Exercise -> Look for the string "title" and copy every line that has it.
□ □ □ □ □ □ □
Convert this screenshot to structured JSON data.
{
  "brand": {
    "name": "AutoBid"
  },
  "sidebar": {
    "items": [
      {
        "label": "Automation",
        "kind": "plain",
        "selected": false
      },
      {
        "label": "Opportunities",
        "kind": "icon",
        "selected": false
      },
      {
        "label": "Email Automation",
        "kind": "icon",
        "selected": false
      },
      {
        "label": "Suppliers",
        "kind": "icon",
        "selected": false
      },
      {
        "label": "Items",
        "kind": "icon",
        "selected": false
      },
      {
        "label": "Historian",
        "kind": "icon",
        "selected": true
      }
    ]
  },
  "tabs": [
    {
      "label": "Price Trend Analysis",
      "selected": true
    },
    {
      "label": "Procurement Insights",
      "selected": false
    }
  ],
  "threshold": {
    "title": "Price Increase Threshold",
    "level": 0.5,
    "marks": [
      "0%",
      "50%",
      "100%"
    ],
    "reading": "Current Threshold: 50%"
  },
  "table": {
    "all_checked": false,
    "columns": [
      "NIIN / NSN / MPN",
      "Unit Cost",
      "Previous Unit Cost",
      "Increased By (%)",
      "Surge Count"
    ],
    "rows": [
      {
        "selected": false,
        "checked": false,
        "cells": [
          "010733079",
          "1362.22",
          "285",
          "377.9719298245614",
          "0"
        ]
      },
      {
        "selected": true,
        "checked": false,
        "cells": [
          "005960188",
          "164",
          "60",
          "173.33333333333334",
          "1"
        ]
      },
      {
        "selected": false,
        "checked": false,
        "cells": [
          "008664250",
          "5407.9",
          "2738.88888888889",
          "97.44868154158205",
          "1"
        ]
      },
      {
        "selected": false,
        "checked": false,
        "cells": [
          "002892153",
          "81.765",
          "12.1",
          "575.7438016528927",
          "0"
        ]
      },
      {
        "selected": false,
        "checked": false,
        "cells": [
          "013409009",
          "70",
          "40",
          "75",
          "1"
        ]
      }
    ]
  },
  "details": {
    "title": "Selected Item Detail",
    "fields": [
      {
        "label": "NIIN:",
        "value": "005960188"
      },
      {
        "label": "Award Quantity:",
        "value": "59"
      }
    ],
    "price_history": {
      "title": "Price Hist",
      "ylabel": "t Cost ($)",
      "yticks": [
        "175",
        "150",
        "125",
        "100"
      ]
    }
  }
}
□ □ □ □ □ □ □
Solution to the exercise ->
    "title": "Price Increase Threshold",
    "title": "Selected Item Detail",
      "title": "Price Hist",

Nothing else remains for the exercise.